▸ What is expected
Leave out the pictures; transcribe all else exactly.

▸ Records shown
========================

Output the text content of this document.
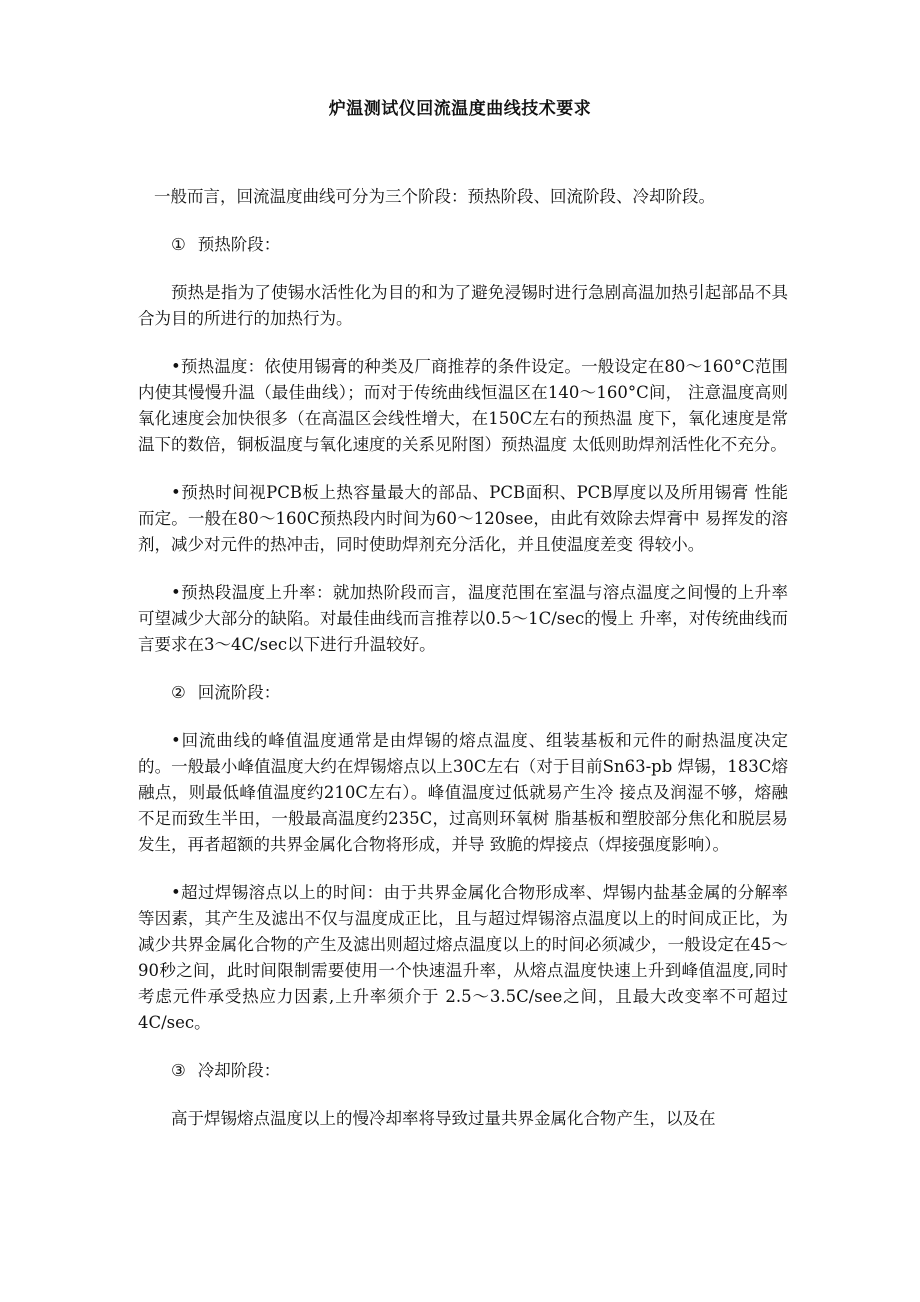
炉温测试仪回流温度曲线技术要求

一般而言，回流温度曲线可分为三个阶段：预热阶段、回流阶段、冷却阶段。

① 预热阶段：

预热是指为了使锡水活性化为目的和为了避免浸锡时进行急剧高温加热引起部品不具合为目的所进行的加热行为。

•预热温度：依使用锡膏的种类及厂商推荐的条件设定。一般设定在80～160°C范围内使其慢慢升温（最佳曲线）；而对于传统曲线恒温区在140～160°C间， 注意温度高则氧化速度会加快很多（在高温区会线性增大，在150C左右的预热温 度下，氧化速度是常温下的数倍，铜板温度与氧化速度的关系见附图）预热温度 太低则助焊剂活性化不充分。

•预热时间视PCB板上热容量最大的部品、PCB面积、PCB厚度以及所用锡膏 性能而定。一般在80～160C预热段内时间为60～120see，由此有效除去焊膏中 易挥发的溶剂，减少对元件的热冲击，同时使助焊剂充分活化，并且使温度差变 得较小。

•预热段温度上升率：就加热阶段而言，温度范围在室温与溶点温度之间慢的上升率可望减少大部分的缺陷。对最佳曲线而言推荐以0.5～1C/sec的慢上 升率，对传统曲线而言要求在3～4C/sec以下进行升温较好。

② 回流阶段：

•回流曲线的峰值温度通常是由焊锡的熔点温度、组装基板和元件的耐热温度决定的。一般最小峰值温度大约在焊锡熔点以上30C左右（对于目前Sn63-pb 焊锡，183C熔融点，则最低峰值温度约210C左右）。峰值温度过低就易产生冷 接点及润湿不够，熔融不足而致生半田，一般最高温度约235C，过高则环氧树 脂基板和塑胶部分焦化和脱层易发生，再者超额的共界金属化合物将形成，并导 致脆的焊接点（焊接强度影响）。

•超过焊锡溶点以上的时间：由于共界金属化合物形成率、焊锡内盐基金属的分解率等因素，其产生及滤出不仅与温度成正比，且与超过焊锡溶点温度以上的时间成正比，为减少共界金属化合物的产生及滤出则超过熔点温度以上的时间必须减少，一般设定在45～90秒之间，此时间限制需要使用一个快速温升率，从熔点温度快速上升到峰值温度,同时考虑元件承受热应力因素,上升率须介于 2.5～3.5C/see之间，且最大改变率不可超过4C/sec。

③ 冷却阶段：

高于焊锡熔点温度以上的慢冷却率将导致过量共界金属化合物产生，以及在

========================

▸ Exercise solution
Output the text content of this document.
炉温测试仪回流温度曲线技术要求

一般而言，回流温度曲线可分为三个阶段：预热阶段、回流阶段、冷却阶段。

① 预热阶段：

预热是指为了使锡水活性化为目的和为了避免浸锡时进行急剧高温加热引起部品不具合为目的所进行的加热行为。

•预热温度：依使用锡膏的种类及厂商推荐的条件设定。一般设定在80～160°C范围内使其慢慢升温（最佳曲线）；而对于传统曲线恒温区在140～160°C间， 注意温度高则氧化速度会加快很多（在高温区会线性增大，在150C左右的预热温 度下，氧化速度是常温下的数倍，铜板温度与氧化速度的关系见附图）预热温度 太低则助焊剂活性化不充分。

•预热时间视PCB板上热容量最大的部品、PCB面积、PCB厚度以及所用锡膏 性能而定。一般在80～160C预热段内时间为60～120see，由此有效除去焊膏中 易挥发的溶剂，减少对元件的热冲击，同时使助焊剂充分活化，并且使温度差变 得较小。

•预热段温度上升率：就加热阶段而言，温度范围在室温与溶点温度之间慢的上升率可望减少大部分的缺陷。对最佳曲线而言推荐以0.5～1C/sec的慢上 升率，对传统曲线而言要求在3～4C/sec以下进行升温较好。

② 回流阶段：

•回流曲线的峰值温度通常是由焊锡的熔点温度、组装基板和元件的耐热温度决定的。一般最小峰值温度大约在焊锡熔点以上30C左右（对于目前Sn63-pb 焊锡，183C熔融点，则最低峰值温度约210C左右）。峰值温度过低就易产生冷 接点及润湿不够，熔融不足而致生半田，一般最高温度约235C，过高则环氧树 脂基板和塑胶部分焦化和脱层易发生，再者超额的共界金属化合物将形成，并导 致脆的焊接点（焊接强度影响）。

•超过焊锡溶点以上的时间：由于共界金属化合物形成率、焊锡内盐基金属的分解率等因素，其产生及滤出不仅与温度成正比，且与超过焊锡溶点温度以上的时间成正比，为减少共界金属化合物的产生及滤出则超过熔点温度以上的时间必须减少，一般设定在45～90秒之间，此时间限制需要使用一个快速温升率，从熔点温度快速上升到峰值温度,同时考虑元件承受热应力因素,上升率须介于 2.5～3.5C/see之间，且最大改变率不可超过4C/sec。

③ 冷却阶段：

高于焊锡熔点温度以上的慢冷却率将导致过量共界金属化合物产生，以及在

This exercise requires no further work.